Exercise
Set all the material down again unchanged, without the pictures.

Information provided
··········

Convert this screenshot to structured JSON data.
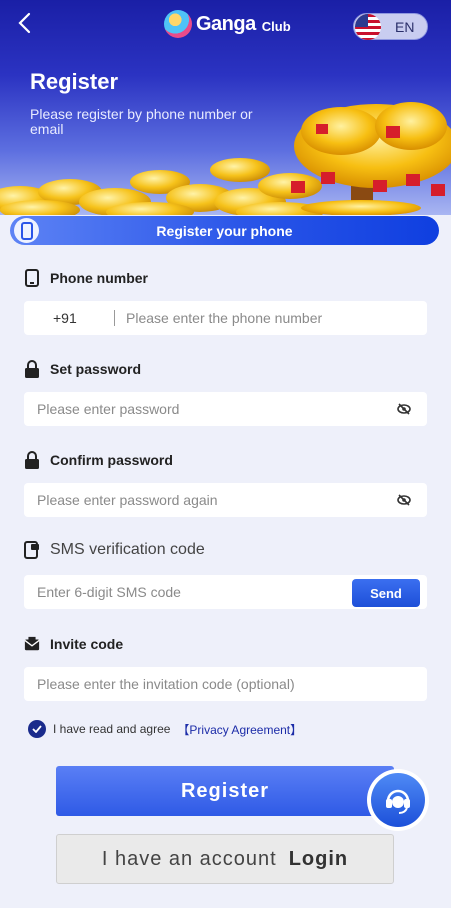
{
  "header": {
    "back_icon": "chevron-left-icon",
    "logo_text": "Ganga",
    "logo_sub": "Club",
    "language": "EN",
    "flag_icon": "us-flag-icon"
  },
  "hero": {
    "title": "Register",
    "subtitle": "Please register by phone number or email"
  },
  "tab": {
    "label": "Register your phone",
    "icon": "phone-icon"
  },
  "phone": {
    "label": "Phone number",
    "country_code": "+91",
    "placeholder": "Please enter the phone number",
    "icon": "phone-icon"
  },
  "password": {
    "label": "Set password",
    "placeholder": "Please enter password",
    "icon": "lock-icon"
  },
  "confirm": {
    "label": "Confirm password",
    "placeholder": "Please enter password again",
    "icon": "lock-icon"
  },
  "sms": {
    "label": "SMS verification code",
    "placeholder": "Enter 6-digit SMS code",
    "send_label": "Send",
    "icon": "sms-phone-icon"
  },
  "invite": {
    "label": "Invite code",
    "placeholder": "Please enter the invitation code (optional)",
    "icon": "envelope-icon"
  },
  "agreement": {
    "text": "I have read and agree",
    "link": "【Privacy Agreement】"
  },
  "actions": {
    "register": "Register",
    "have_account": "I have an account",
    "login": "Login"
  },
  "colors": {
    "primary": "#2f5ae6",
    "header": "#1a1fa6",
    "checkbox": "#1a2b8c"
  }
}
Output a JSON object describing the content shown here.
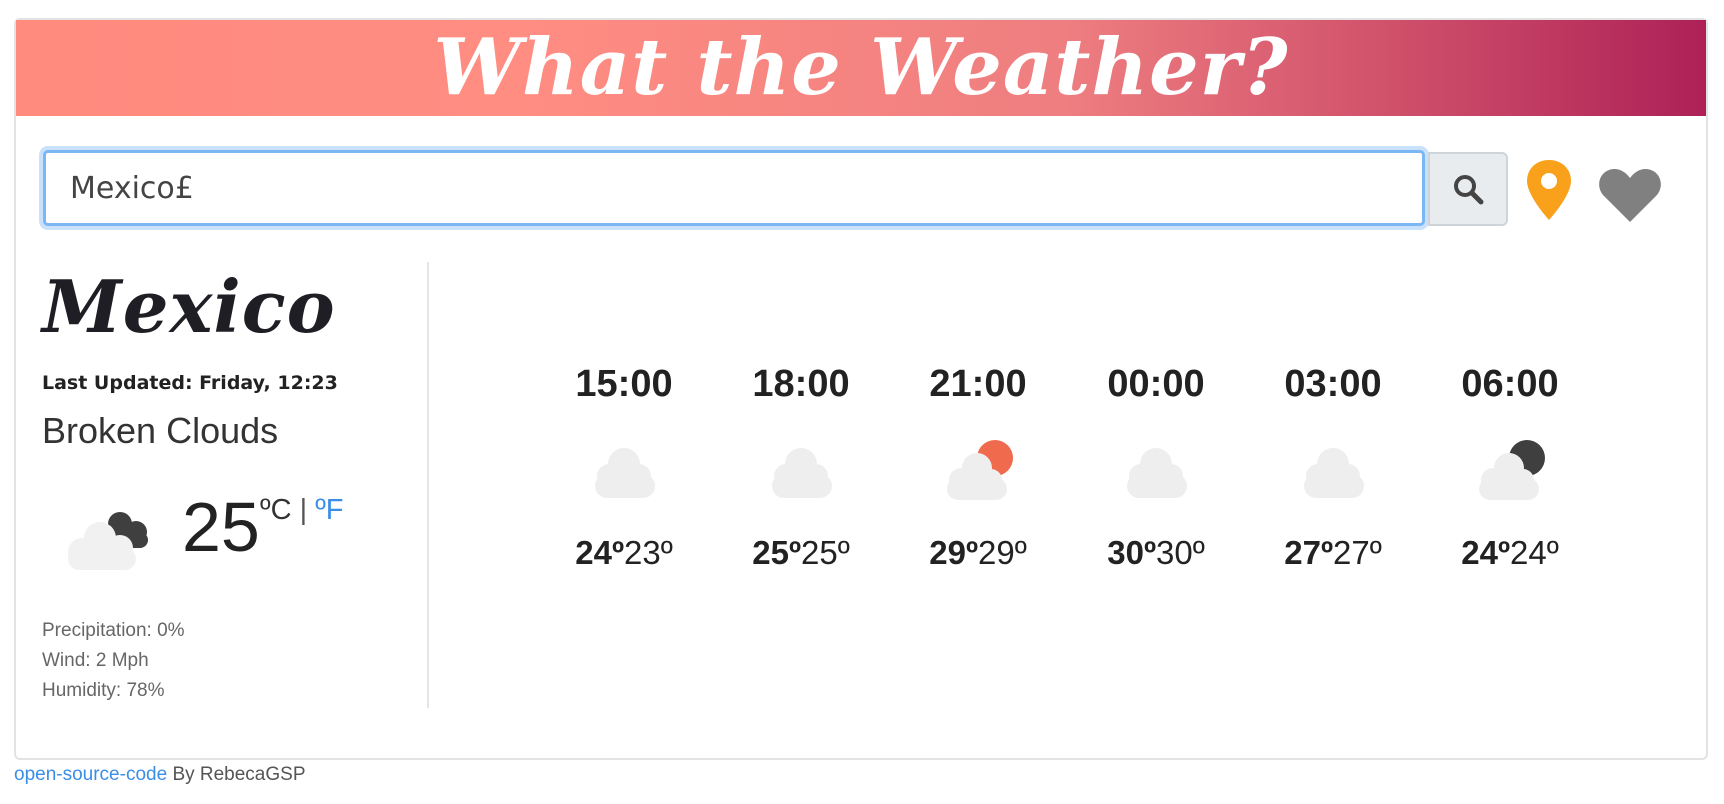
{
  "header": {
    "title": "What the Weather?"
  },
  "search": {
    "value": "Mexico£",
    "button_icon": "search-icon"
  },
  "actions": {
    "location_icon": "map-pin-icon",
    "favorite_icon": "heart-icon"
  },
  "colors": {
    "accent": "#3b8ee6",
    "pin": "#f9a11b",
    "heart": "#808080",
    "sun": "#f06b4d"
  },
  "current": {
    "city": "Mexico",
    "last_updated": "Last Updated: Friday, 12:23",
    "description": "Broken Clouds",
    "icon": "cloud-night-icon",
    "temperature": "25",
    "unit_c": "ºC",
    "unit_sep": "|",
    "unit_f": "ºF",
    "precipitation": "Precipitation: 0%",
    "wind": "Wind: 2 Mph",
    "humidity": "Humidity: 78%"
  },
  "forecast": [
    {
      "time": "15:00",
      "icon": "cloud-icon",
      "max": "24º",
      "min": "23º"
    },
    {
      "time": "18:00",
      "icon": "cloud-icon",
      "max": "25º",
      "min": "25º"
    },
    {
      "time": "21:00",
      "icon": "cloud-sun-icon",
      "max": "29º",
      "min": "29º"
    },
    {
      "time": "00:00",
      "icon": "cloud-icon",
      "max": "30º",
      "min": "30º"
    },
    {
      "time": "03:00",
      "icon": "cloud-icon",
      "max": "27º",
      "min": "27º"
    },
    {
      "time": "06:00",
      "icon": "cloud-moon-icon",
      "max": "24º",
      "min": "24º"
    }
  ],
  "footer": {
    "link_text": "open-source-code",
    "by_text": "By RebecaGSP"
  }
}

··········

The solution
Convert this screenshot to structured JSON data.
{
  "header": {
    "back_icon": "chevron-left-icon",
    "logo_text": "Ganga",
    "logo_sub": "Club",
    "language": "EN",
    "flag_icon": "us-flag-icon"
  },
  "hero": {
    "title": "Register",
    "subtitle": "Please register by phone number or email"
  },
  "tab": {
    "label": "Register your phone",
    "icon": "phone-icon"
  },
  "phone": {
    "label": "Phone number",
    "country_code": "+91",
    "placeholder": "Please enter the phone number",
    "icon": "phone-icon"
  },
  "password": {
    "label": "Set password",
    "placeholder": "Please enter password",
    "icon": "lock-icon"
  },
  "confirm": {
    "label": "Confirm password",
    "placeholder": "Please enter password again",
    "icon": "lock-icon"
  },
  "sms": {
    "label": "SMS verification code",
    "placeholder": "Enter 6-digit SMS code",
    "send_label": "Send",
    "icon": "sms-phone-icon"
  },
  "invite": {
    "label": "Invite code",
    "placeholder": "Please enter the invitation code (optional)",
    "icon": "envelope-icon"
  },
  "agreement": {
    "text": "I have read and agree",
    "link": "【Privacy Agreement】"
  },
  "actions": {
    "register": "Register",
    "have_account": "I have an account",
    "login": "Login"
  },
  "colors": {
    "primary": "#2f5ae6",
    "header": "#1a1fa6",
    "checkbox": "#1a2b8c"
  }
}
Output a JSON object describing the content shown here.
{
  "header": {
    "title": "What the Weather?"
  },
  "search": {
    "value": "Mexico£",
    "button_icon": "search-icon"
  },
  "actions": {
    "location_icon": "map-pin-icon",
    "favorite_icon": "heart-icon"
  },
  "colors": {
    "accent": "#3b8ee6",
    "pin": "#f9a11b",
    "heart": "#808080",
    "sun": "#f06b4d"
  },
  "current": {
    "city": "Mexico",
    "last_updated": "Last Updated: Friday, 12:23",
    "description": "Broken Clouds",
    "icon": "cloud-night-icon",
    "temperature": "25",
    "unit_c": "ºC",
    "unit_sep": "|",
    "unit_f": "ºF",
    "precipitation": "Precipitation: 0%",
    "wind": "Wind: 2 Mph",
    "humidity": "Humidity: 78%"
  },
  "forecast": [
    {
      "time": "15:00",
      "icon": "cloud-icon",
      "max": "24º",
      "min": "23º"
    },
    {
      "time": "18:00",
      "icon": "cloud-icon",
      "max": "25º",
      "min": "25º"
    },
    {
      "time": "21:00",
      "icon": "cloud-sun-icon",
      "max": "29º",
      "min": "29º"
    },
    {
      "time": "00:00",
      "icon": "cloud-icon",
      "max": "30º",
      "min": "30º"
    },
    {
      "time": "03:00",
      "icon": "cloud-icon",
      "max": "27º",
      "min": "27º"
    },
    {
      "time": "06:00",
      "icon": "cloud-moon-icon",
      "max": "24º",
      "min": "24º"
    }
  ],
  "footer": {
    "link_text": "open-source-code",
    "by_text": "By RebecaGSP"
  }
}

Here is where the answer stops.